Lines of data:
- - - - - - -

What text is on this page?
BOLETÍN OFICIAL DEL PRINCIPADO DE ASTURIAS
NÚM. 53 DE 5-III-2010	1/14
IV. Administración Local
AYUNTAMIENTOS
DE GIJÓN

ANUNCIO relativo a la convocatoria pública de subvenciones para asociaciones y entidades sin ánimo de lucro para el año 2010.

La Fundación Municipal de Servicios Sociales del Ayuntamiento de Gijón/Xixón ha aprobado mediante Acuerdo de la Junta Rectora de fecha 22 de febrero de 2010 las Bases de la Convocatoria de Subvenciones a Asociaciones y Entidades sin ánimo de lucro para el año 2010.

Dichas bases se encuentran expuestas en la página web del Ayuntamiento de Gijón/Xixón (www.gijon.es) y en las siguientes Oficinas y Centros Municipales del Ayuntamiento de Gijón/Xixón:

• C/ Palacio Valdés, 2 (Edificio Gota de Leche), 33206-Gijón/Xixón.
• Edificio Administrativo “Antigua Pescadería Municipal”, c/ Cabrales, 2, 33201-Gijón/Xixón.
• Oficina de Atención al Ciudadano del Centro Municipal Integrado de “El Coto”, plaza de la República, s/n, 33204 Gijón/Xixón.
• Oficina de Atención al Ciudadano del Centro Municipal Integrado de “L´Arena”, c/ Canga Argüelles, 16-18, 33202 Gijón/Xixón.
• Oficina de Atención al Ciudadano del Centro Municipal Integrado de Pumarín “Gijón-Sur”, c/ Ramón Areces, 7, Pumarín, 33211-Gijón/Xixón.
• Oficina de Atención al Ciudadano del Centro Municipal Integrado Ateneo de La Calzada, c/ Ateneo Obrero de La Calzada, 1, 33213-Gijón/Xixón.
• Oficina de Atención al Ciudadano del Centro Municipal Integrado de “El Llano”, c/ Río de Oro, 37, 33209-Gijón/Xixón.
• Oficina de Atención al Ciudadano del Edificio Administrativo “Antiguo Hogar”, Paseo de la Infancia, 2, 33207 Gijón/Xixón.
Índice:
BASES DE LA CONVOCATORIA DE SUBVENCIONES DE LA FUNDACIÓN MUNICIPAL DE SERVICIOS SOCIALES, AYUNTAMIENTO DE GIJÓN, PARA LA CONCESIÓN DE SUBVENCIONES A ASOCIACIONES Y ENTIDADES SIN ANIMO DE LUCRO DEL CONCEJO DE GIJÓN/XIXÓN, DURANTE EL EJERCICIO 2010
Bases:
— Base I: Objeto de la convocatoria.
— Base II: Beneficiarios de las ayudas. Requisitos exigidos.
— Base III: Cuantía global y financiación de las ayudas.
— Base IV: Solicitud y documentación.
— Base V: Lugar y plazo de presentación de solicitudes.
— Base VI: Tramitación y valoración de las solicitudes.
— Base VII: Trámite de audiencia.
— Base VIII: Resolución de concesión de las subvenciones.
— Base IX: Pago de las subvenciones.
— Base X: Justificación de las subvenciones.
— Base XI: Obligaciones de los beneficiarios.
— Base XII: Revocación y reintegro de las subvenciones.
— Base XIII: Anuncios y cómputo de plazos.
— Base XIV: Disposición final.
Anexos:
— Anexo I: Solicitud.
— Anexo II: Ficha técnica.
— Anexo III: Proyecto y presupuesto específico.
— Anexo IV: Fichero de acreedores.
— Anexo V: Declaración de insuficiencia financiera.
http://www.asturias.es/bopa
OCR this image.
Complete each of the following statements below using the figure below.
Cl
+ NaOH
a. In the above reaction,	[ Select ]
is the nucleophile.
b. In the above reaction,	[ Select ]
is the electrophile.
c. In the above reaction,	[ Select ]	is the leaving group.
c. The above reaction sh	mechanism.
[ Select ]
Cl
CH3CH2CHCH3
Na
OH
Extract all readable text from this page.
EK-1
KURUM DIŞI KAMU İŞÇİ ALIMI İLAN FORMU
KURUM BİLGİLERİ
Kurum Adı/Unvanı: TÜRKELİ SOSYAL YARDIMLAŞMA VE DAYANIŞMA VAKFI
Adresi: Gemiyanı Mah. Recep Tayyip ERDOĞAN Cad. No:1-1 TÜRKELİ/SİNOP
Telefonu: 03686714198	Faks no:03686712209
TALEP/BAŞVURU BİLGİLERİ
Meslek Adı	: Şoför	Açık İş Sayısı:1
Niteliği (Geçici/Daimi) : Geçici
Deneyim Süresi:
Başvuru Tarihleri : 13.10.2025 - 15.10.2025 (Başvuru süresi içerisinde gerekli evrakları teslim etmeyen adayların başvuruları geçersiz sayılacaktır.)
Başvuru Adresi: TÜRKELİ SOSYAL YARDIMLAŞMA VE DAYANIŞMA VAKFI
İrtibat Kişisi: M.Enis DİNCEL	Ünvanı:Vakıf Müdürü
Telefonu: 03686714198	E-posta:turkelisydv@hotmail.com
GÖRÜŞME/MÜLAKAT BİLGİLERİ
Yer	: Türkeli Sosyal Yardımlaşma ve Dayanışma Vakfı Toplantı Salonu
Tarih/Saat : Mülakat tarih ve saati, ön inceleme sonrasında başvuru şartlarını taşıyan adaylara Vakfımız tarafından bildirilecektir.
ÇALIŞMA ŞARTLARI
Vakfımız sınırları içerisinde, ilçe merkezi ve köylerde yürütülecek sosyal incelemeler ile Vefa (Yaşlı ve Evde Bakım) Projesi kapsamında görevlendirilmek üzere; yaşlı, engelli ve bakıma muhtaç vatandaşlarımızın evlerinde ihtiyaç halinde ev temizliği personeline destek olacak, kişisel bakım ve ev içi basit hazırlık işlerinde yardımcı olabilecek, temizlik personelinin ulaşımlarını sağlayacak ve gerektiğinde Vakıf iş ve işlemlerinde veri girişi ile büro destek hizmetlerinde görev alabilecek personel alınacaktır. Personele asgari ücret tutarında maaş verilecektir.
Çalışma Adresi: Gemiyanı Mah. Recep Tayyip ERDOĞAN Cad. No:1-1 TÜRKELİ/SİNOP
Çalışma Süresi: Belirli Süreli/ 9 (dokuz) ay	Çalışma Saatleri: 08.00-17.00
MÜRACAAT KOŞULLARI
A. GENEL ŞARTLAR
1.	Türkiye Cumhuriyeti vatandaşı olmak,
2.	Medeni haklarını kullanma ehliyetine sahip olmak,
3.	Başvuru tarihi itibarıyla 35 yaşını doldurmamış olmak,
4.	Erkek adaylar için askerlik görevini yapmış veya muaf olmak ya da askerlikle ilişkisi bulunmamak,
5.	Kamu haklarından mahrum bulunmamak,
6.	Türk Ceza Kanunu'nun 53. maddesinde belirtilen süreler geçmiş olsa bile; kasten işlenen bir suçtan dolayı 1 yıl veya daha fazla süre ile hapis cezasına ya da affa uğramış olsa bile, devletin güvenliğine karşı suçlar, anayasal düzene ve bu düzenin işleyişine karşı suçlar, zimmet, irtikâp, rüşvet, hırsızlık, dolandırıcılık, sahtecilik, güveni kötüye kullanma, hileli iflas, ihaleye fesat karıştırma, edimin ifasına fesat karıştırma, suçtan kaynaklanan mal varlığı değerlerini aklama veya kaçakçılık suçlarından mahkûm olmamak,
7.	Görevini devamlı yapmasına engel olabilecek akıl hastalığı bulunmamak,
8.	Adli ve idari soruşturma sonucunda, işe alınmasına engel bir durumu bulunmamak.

- - - - - - -

→ Short task
Extract each record, keeping it identical to the original.

→ Task answer
What text is on this page?
BOLETÍN OFICIAL DEL PRINCIPADO DE ASTURIAS
NÚM. 53 DE 5-III-2010	1/14
IV. Administración Local
AYUNTAMIENTOS
DE GIJÓN

ANUNCIO relativo a la convocatoria pública de subvenciones para asociaciones y entidades sin ánimo de lucro para el año 2010.

La Fundación Municipal de Servicios Sociales del Ayuntamiento de Gijón/Xixón ha aprobado mediante Acuerdo de la Junta Rectora de fecha 22 de febrero de 2010 las Bases de la Convocatoria de Subvenciones a Asociaciones y Entidades sin ánimo de lucro para el año 2010.

Dichas bases se encuentran expuestas en la página web del Ayuntamiento de Gijón/Xixón (www.gijon.es) y en las siguientes Oficinas y Centros Municipales del Ayuntamiento de Gijón/Xixón:

• C/ Palacio Valdés, 2 (Edificio Gota de Leche), 33206-Gijón/Xixón.
• Edificio Administrativo “Antigua Pescadería Municipal”, c/ Cabrales, 2, 33201-Gijón/Xixón.
• Oficina de Atención al Ciudadano del Centro Municipal Integrado de “El Coto”, plaza de la República, s/n, 33204 Gijón/Xixón.
• Oficina de Atención al Ciudadano del Centro Municipal Integrado de “L´Arena”, c/ Canga Argüelles, 16-18, 33202 Gijón/Xixón.
• Oficina de Atención al Ciudadano del Centro Municipal Integrado de Pumarín “Gijón-Sur”, c/ Ramón Areces, 7, Pumarín, 33211-Gijón/Xixón.
• Oficina de Atención al Ciudadano del Centro Municipal Integrado Ateneo de La Calzada, c/ Ateneo Obrero de La Calzada, 1, 33213-Gijón/Xixón.
• Oficina de Atención al Ciudadano del Centro Municipal Integrado de “El Llano”, c/ Río de Oro, 37, 33209-Gijón/Xixón.
• Oficina de Atención al Ciudadano del Edificio Administrativo “Antiguo Hogar”, Paseo de la Infancia, 2, 33207 Gijón/Xixón.
Índice:
BASES DE LA CONVOCATORIA DE SUBVENCIONES DE LA FUNDACIÓN MUNICIPAL DE SERVICIOS SOCIALES, AYUNTAMIENTO DE GIJÓN, PARA LA CONCESIÓN DE SUBVENCIONES A ASOCIACIONES Y ENTIDADES SIN ANIMO DE LUCRO DEL CONCEJO DE GIJÓN/XIXÓN, DURANTE EL EJERCICIO 2010
Bases:
— Base I: Objeto de la convocatoria.
— Base II: Beneficiarios de las ayudas. Requisitos exigidos.
— Base III: Cuantía global y financiación de las ayudas.
— Base IV: Solicitud y documentación.
— Base V: Lugar y plazo de presentación de solicitudes.
— Base VI: Tramitación y valoración de las solicitudes.
— Base VII: Trámite de audiencia.
— Base VIII: Resolución de concesión de las subvenciones.
— Base IX: Pago de las subvenciones.
— Base X: Justificación de las subvenciones.
— Base XI: Obligaciones de los beneficiarios.
— Base XII: Revocación y reintegro de las subvenciones.
— Base XIII: Anuncios y cómputo de plazos.
— Base XIV: Disposición final.
Anexos:
— Anexo I: Solicitud.
— Anexo II: Ficha técnica.
— Anexo III: Proyecto y presupuesto específico.
— Anexo IV: Fichero de acreedores.
— Anexo V: Declaración de insuficiencia financiera.
http://www.asturias.es/bopa
OCR this image.
Complete each of the following statements below using the figure below.
Cl
+ NaOH
a. In the above reaction,	[ Select ]
is the nucleophile.
b. In the above reaction,	[ Select ]
is the electrophile.
c. In the above reaction,	[ Select ]	is the leaving group.
c. The above reaction sh	mechanism.
[ Select ]
Cl
CH3CH2CHCH3
Na
OH
Extract all readable text from this page.
EK-1
KURUM DIŞI KAMU İŞÇİ ALIMI İLAN FORMU
KURUM BİLGİLERİ
Kurum Adı/Unvanı: TÜRKELİ SOSYAL YARDIMLAŞMA VE DAYANIŞMA VAKFI
Adresi: Gemiyanı Mah. Recep Tayyip ERDOĞAN Cad. No:1-1 TÜRKELİ/SİNOP
Telefonu: 03686714198	Faks no:03686712209
TALEP/BAŞVURU BİLGİLERİ
Meslek Adı	: Şoför	Açık İş Sayısı:1
Niteliği (Geçici/Daimi) : Geçici
Deneyim Süresi:
Başvuru Tarihleri : 13.10.2025 - 15.10.2025 (Başvuru süresi içerisinde gerekli evrakları teslim etmeyen adayların başvuruları geçersiz sayılacaktır.)
Başvuru Adresi: TÜRKELİ SOSYAL YARDIMLAŞMA VE DAYANIŞMA VAKFI
İrtibat Kişisi: M.Enis DİNCEL	Ünvanı:Vakıf Müdürü
Telefonu: 03686714198	E-posta:turkelisydv@hotmail.com
GÖRÜŞME/MÜLAKAT BİLGİLERİ
Yer	: Türkeli Sosyal Yardımlaşma ve Dayanışma Vakfı Toplantı Salonu
Tarih/Saat : Mülakat tarih ve saati, ön inceleme sonrasında başvuru şartlarını taşıyan adaylara Vakfımız tarafından bildirilecektir.
ÇALIŞMA ŞARTLARI
Vakfımız sınırları içerisinde, ilçe merkezi ve köylerde yürütülecek sosyal incelemeler ile Vefa (Yaşlı ve Evde Bakım) Projesi kapsamında görevlendirilmek üzere; yaşlı, engelli ve bakıma muhtaç vatandaşlarımızın evlerinde ihtiyaç halinde ev temizliği personeline destek olacak, kişisel bakım ve ev içi basit hazırlık işlerinde yardımcı olabilecek, temizlik personelinin ulaşımlarını sağlayacak ve gerektiğinde Vakıf iş ve işlemlerinde veri girişi ile büro destek hizmetlerinde görev alabilecek personel alınacaktır. Personele asgari ücret tutarında maaş verilecektir.
Çalışma Adresi: Gemiyanı Mah. Recep Tayyip ERDOĞAN Cad. No:1-1 TÜRKELİ/SİNOP
Çalışma Süresi: Belirli Süreli/ 9 (dokuz) ay	Çalışma Saatleri: 08.00-17.00
MÜRACAAT KOŞULLARI
A. GENEL ŞARTLAR
1.	Türkiye Cumhuriyeti vatandaşı olmak,
2.	Medeni haklarını kullanma ehliyetine sahip olmak,
3.	Başvuru tarihi itibarıyla 35 yaşını doldurmamış olmak,
4.	Erkek adaylar için askerlik görevini yapmış veya muaf olmak ya da askerlikle ilişkisi bulunmamak,
5.	Kamu haklarından mahrum bulunmamak,
6.	Türk Ceza Kanunu'nun 53. maddesinde belirtilen süreler geçmiş olsa bile; kasten işlenen bir suçtan dolayı 1 yıl veya daha fazla süre ile hapis cezasına ya da affa uğramış olsa bile, devletin güvenliğine karşı suçlar, anayasal düzene ve bu düzenin işleyişine karşı suçlar, zimmet, irtikâp, rüşvet, hırsızlık, dolandırıcılık, sahtecilik, güveni kötüye kullanma, hileli iflas, ihaleye fesat karıştırma, edimin ifasına fesat karıştırma, suçtan kaynaklanan mal varlığı değerlerini aklama veya kaçakçılık suçlarından mahkûm olmamak,
7.	Görevini devamlı yapmasına engel olabilecek akıl hastalığı bulunmamak,
8.	Adli ve idari soruşturma sonucunda, işe alınmasına engel bir durumu bulunmamak.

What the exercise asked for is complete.